#### [Task objective]
Take each line that has the word "Edit" and return it.

[Extracted records]
'''
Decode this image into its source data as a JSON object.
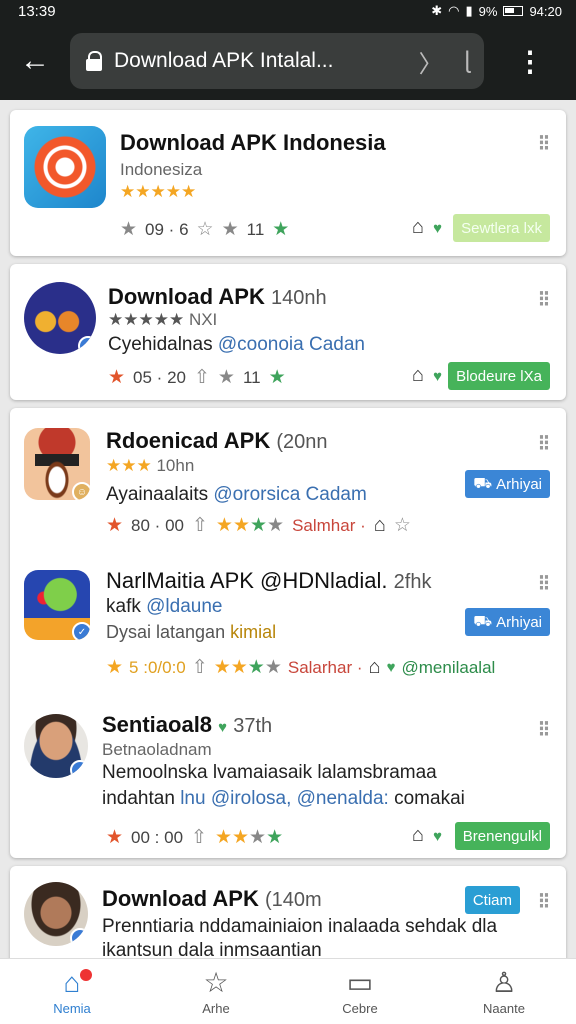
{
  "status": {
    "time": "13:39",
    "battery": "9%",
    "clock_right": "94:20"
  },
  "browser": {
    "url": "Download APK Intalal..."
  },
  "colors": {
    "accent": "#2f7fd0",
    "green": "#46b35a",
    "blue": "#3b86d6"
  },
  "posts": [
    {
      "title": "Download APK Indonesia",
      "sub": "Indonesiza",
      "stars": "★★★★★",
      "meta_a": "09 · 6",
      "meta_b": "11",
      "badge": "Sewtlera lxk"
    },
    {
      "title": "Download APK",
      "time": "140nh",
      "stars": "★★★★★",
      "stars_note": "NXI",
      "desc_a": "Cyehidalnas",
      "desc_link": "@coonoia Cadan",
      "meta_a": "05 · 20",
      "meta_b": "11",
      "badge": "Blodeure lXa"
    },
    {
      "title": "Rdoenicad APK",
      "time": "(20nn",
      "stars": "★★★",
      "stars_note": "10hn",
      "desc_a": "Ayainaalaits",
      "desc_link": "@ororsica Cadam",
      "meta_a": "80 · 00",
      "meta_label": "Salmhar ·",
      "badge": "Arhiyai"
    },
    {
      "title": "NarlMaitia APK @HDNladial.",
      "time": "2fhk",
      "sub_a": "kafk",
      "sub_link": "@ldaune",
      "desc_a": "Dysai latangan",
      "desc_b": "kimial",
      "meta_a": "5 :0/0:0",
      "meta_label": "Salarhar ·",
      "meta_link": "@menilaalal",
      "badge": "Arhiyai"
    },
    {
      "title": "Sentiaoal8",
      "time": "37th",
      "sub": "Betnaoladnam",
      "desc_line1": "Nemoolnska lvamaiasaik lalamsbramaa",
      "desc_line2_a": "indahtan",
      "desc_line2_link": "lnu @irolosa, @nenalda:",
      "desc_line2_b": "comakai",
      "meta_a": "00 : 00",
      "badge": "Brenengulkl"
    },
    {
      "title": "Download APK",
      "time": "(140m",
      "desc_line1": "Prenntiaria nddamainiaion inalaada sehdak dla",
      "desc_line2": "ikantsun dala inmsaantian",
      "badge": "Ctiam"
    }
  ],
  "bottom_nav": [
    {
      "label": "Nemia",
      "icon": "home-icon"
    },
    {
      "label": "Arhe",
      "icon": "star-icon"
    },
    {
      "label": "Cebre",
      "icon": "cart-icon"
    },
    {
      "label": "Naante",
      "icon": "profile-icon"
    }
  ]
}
'''
'''
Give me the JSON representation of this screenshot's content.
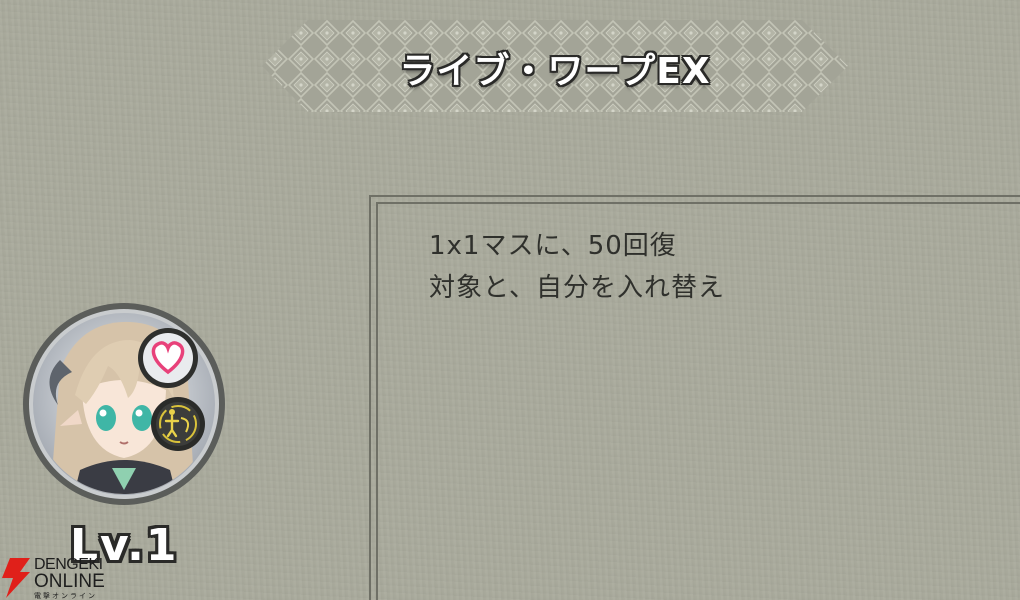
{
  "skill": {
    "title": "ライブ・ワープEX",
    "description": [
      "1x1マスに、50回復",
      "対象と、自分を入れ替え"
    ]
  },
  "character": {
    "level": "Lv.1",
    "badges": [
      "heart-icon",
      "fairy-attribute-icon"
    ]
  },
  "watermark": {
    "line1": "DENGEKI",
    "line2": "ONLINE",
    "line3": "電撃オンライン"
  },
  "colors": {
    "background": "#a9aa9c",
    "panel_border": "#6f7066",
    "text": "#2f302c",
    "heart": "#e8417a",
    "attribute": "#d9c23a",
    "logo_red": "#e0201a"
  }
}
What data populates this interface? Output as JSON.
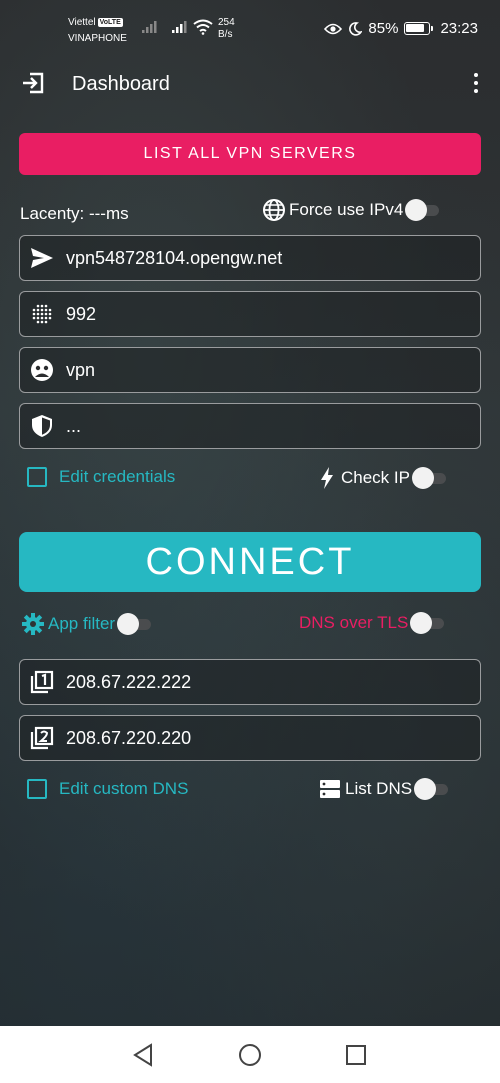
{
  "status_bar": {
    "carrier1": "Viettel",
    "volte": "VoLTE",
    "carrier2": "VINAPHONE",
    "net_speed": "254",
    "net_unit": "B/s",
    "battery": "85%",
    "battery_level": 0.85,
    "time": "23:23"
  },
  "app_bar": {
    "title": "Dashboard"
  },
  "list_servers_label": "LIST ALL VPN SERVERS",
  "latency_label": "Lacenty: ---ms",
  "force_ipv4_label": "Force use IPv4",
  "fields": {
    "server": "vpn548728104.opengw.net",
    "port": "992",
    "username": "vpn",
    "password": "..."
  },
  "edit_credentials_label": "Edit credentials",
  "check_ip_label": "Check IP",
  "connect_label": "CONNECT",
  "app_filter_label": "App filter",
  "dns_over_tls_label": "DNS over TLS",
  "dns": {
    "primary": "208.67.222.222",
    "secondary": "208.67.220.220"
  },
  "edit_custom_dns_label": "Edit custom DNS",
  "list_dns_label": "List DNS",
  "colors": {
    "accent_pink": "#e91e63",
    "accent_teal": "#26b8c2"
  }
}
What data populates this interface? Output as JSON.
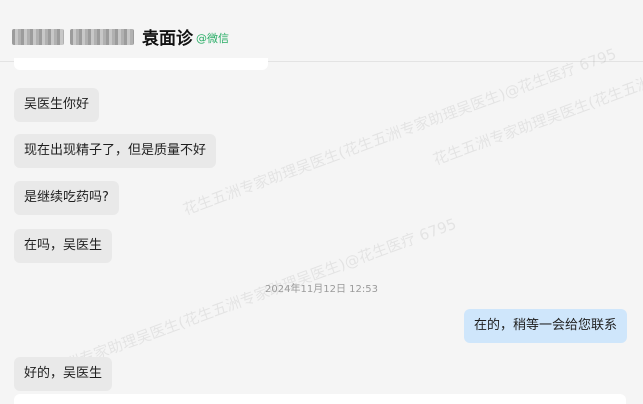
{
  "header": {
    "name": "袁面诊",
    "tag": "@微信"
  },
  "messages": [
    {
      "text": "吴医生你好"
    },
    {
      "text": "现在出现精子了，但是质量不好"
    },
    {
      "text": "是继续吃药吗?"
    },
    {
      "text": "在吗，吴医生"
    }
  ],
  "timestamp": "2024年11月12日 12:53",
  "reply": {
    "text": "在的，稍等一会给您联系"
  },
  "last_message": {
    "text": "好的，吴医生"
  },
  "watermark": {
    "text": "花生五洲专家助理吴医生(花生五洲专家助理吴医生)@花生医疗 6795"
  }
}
'''
#### [Problem solution]
  "edit_credentials_label": "Edit credentials",
  "edit_custom_dns_label": "Edit custom DNS",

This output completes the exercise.